WHAT YOU WILL DO -> Write out every line of the rows below verbatim, omitting the pictures.

##### GIVEN RECORDS #####

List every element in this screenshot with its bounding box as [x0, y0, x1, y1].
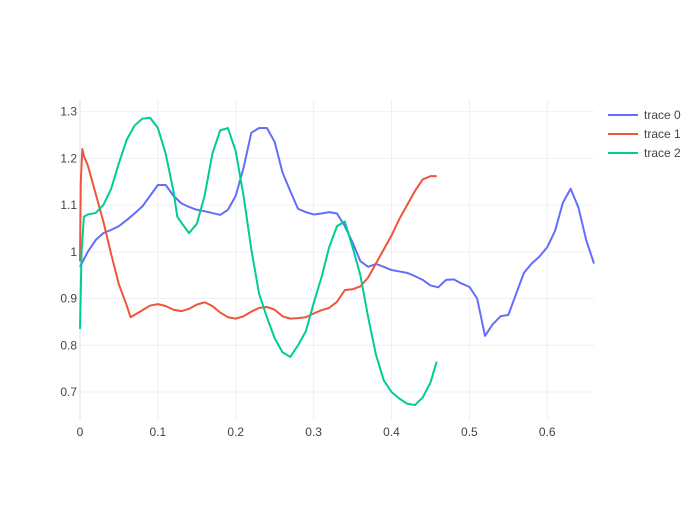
y-tick-label: 1.2 [60, 151, 77, 165]
x-tick-label: 0 [77, 425, 84, 439]
series-line-trace-1[interactable] [79, 148, 437, 320]
x-tick-label: 0.3 [305, 425, 322, 439]
series-layer [79, 116, 595, 407]
x-tick-label: 0.1 [150, 425, 167, 439]
plot-area-background [80, 100, 594, 420]
legend-item-trace-2[interactable]: trace 2 [608, 146, 681, 160]
y-tick-label: 1 [70, 245, 77, 259]
x-tick-label: 0.2 [227, 425, 244, 439]
legend[interactable]: trace 0 trace 1 trace 2 [608, 108, 681, 160]
legend-item-trace-1[interactable]: trace 1 [608, 127, 681, 141]
x-tick-label: 0.5 [461, 425, 478, 439]
legend-label: trace 1 [644, 127, 681, 141]
series-line-trace-2[interactable] [79, 116, 438, 407]
series-line-trace-0[interactable] [79, 127, 595, 337]
x-tick-label: 0.4 [383, 425, 400, 439]
x-tick-label: 0.6 [539, 425, 556, 439]
y-tick-label: 1.1 [60, 198, 77, 212]
y-tick-label: 1.3 [60, 105, 77, 119]
legend-label: trace 0 [644, 108, 681, 122]
y-tick-label: 0.7 [60, 385, 77, 399]
legend-item-trace-0[interactable]: trace 0 [608, 108, 681, 122]
y-tick-label: 0.9 [60, 292, 77, 306]
legend-label: trace 2 [644, 146, 681, 160]
y-tick-label: 0.8 [60, 338, 77, 352]
axis-tick-labels: 0 0.1 0.2 0.3 0.4 0.5 0.6 0.7 0.8 0.9 1 1.1 1.2 1.3 [60, 105, 556, 439]
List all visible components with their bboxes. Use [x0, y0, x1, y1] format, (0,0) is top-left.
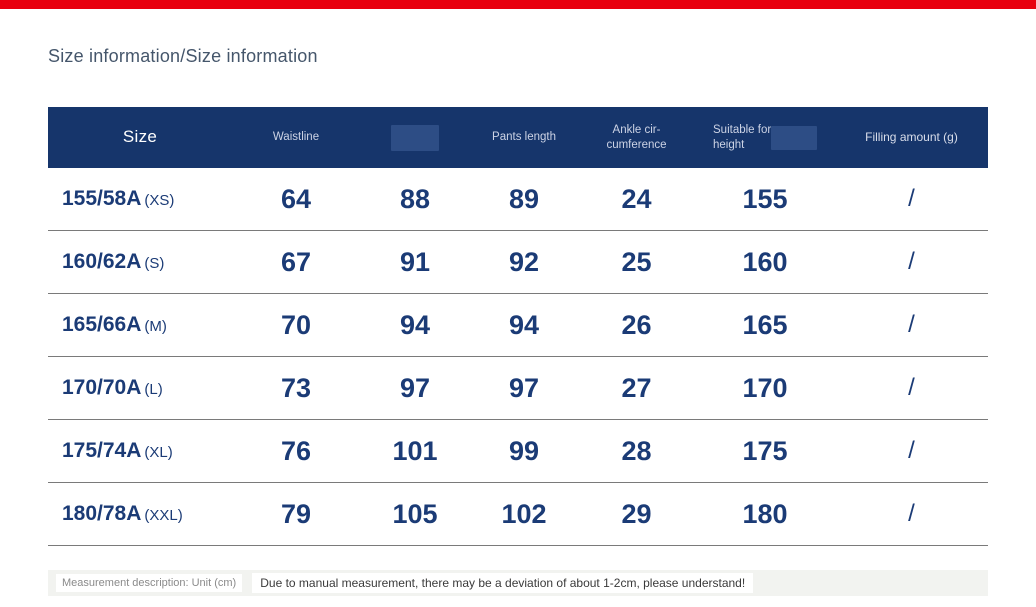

#####

RESPONSE TO THE EXERCISE ->
List every element in this screenshot with its bounding box as [x0, y0, x1, y1].
y-tick-label: 1.2 [60, 151, 77, 165]
x-tick-label: 0 [77, 425, 84, 439]
series-line-trace-1[interactable] [79, 148, 437, 320]
x-tick-label: 0.3 [305, 425, 322, 439]
series-layer [79, 116, 595, 407]
x-tick-label: 0.1 [150, 425, 167, 439]
plot-area-background [80, 100, 594, 420]
legend-item-trace-2[interactable]: trace 2 [608, 146, 681, 160]
y-tick-label: 1 [70, 245, 77, 259]
x-tick-label: 0.2 [227, 425, 244, 439]
legend[interactable]: trace 0 trace 1 trace 2 [608, 108, 681, 160]
legend-item-trace-1[interactable]: trace 1 [608, 127, 681, 141]
x-tick-label: 0.5 [461, 425, 478, 439]
legend-label: trace 1 [644, 127, 681, 141]
series-line-trace-2[interactable] [79, 116, 438, 407]
series-line-trace-0[interactable] [79, 127, 595, 337]
x-tick-label: 0.4 [383, 425, 400, 439]
x-tick-label: 0.6 [539, 425, 556, 439]
y-tick-label: 1.1 [60, 198, 77, 212]
y-tick-label: 1.3 [60, 105, 77, 119]
legend-label: trace 0 [644, 108, 681, 122]
y-tick-label: 0.7 [60, 385, 77, 399]
legend-item-trace-0[interactable]: trace 0 [608, 108, 681, 122]
y-tick-label: 0.9 [60, 292, 77, 306]
legend-label: trace 2 [644, 146, 681, 160]
y-tick-label: 0.8 [60, 338, 77, 352]
axis-tick-labels: 0 0.1 0.2 0.3 0.4 0.5 0.6 0.7 0.8 0.9 1 1.1 1.2 1.3 [60, 105, 556, 439]
List all visible components with their bboxes. Use [x0, y0, x1, y1] format, (0,0) is top-left.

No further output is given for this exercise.